[Lines of data]

____

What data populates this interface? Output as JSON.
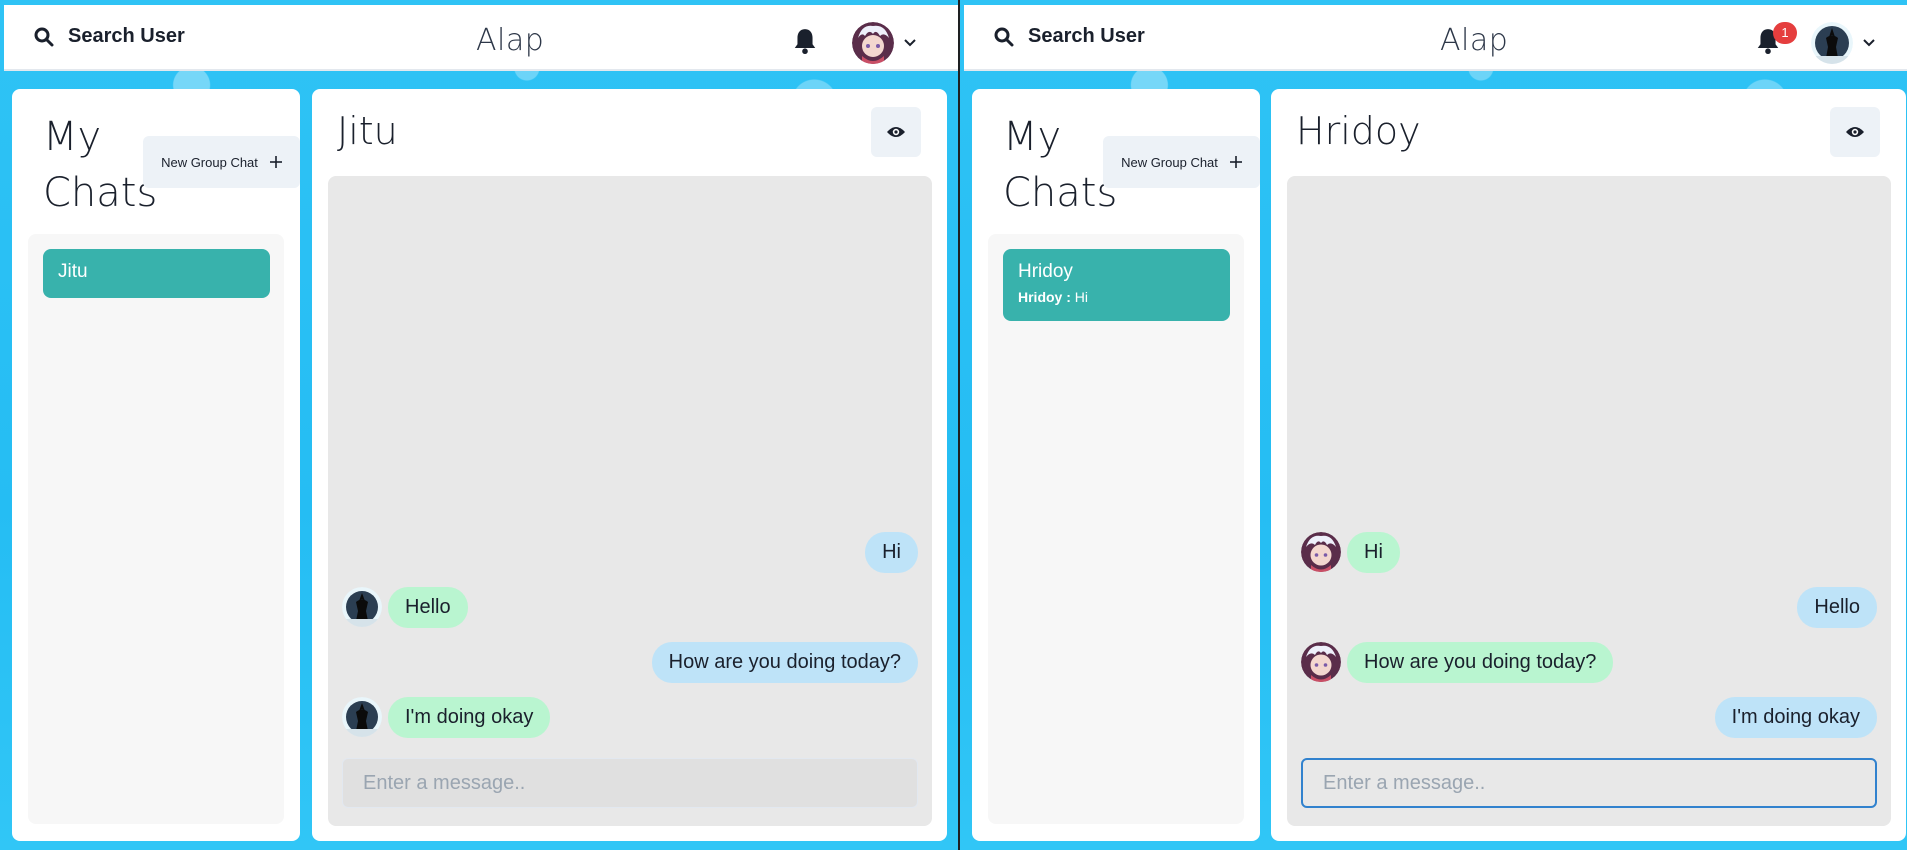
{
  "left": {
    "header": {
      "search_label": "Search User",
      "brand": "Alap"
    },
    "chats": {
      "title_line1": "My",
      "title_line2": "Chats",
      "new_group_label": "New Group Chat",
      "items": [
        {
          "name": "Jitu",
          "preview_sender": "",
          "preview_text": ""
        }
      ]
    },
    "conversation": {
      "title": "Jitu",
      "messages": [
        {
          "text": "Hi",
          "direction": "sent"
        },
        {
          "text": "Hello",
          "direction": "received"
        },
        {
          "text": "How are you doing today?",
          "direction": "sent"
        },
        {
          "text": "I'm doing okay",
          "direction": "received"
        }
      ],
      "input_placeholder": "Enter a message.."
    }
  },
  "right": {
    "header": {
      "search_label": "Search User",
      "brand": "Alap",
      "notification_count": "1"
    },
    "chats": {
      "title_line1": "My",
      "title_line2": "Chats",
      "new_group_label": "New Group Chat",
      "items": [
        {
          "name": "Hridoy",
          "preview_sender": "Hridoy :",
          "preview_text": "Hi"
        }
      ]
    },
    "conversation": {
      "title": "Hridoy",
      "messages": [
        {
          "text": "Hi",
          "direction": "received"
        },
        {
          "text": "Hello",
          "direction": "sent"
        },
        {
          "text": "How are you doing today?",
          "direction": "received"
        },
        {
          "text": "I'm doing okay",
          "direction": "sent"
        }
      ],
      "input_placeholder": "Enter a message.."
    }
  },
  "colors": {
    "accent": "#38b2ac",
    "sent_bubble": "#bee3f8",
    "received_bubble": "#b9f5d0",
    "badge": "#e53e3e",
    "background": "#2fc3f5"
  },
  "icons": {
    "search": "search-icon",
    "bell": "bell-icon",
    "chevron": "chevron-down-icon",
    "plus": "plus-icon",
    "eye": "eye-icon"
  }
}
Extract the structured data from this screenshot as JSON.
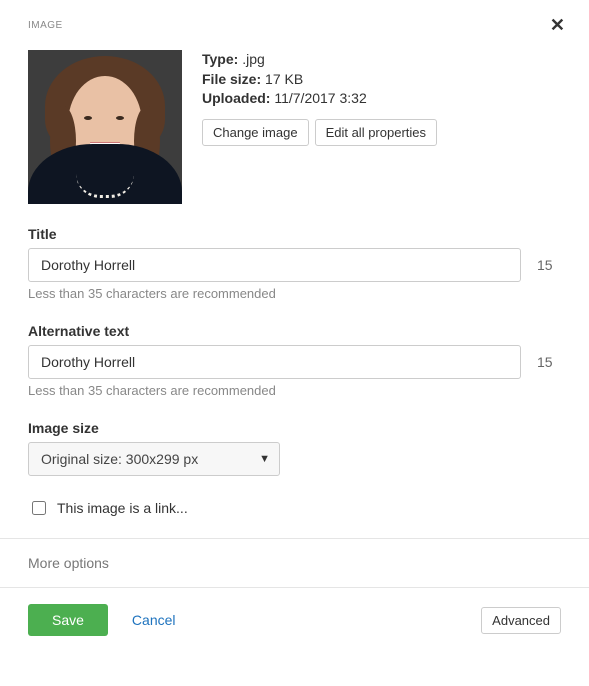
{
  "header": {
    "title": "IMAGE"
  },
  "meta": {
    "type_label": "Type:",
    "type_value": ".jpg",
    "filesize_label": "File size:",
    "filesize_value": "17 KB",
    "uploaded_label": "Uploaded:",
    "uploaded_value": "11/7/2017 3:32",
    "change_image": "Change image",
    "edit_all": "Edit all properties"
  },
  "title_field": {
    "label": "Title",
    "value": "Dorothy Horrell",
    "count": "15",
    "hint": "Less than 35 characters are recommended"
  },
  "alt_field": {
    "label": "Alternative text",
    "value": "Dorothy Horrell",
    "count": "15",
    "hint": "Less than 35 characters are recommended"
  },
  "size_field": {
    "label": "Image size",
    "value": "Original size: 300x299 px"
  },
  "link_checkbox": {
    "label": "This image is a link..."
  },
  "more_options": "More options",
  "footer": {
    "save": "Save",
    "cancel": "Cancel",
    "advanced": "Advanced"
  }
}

____

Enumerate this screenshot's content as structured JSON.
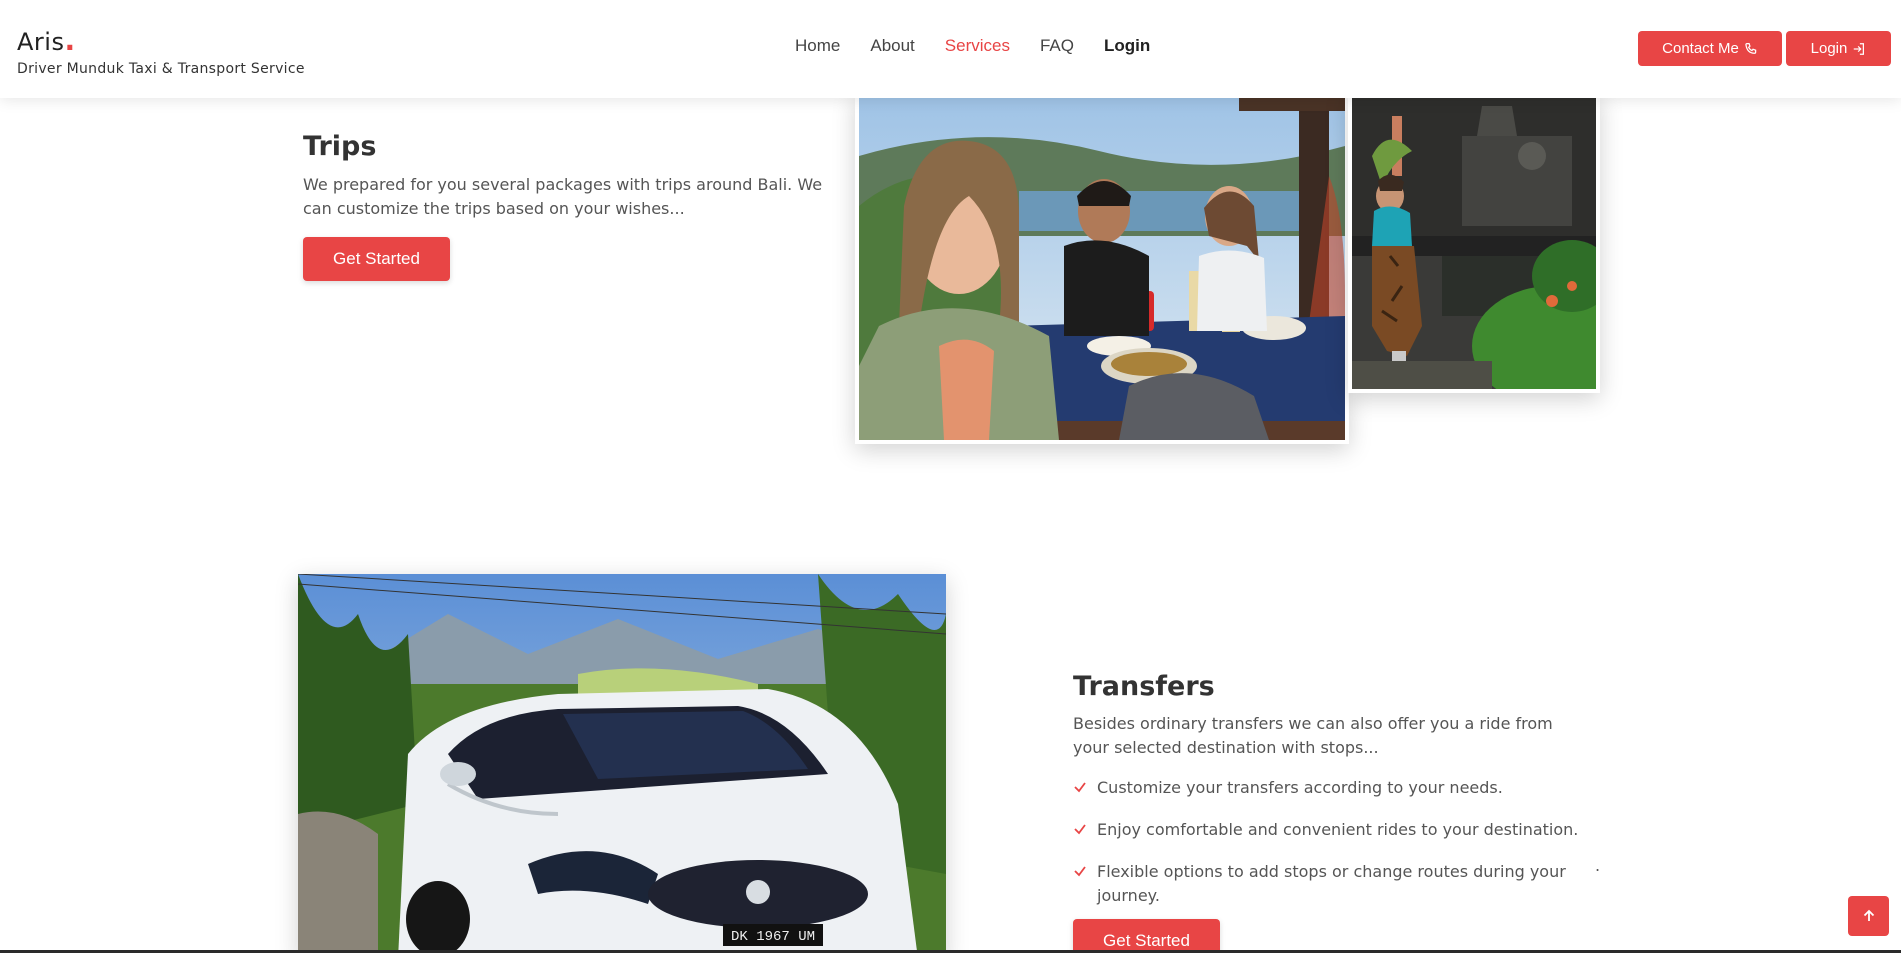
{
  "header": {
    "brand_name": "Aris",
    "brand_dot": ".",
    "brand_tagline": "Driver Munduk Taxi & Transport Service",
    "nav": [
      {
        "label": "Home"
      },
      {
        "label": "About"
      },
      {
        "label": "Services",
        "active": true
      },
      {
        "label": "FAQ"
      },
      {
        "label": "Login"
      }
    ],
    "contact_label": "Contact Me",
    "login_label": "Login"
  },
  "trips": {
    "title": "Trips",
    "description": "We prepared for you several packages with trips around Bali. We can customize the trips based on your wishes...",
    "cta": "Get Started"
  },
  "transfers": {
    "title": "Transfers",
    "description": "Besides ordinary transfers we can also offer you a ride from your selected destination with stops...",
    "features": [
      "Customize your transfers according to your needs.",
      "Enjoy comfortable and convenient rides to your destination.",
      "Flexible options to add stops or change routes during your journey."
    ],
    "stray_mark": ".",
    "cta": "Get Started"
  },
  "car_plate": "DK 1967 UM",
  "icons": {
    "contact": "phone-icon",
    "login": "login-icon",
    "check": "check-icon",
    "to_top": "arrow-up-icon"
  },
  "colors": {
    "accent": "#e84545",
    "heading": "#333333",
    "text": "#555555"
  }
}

____

● Exercise directions:
Where a line above contains the string "from", copy that line.

● Solution to the problem:
Extract the structured data from this screenshot as JSON.
    "description": "Besides ordinary transfers we can also offer you a ride from your selected destination with stops...",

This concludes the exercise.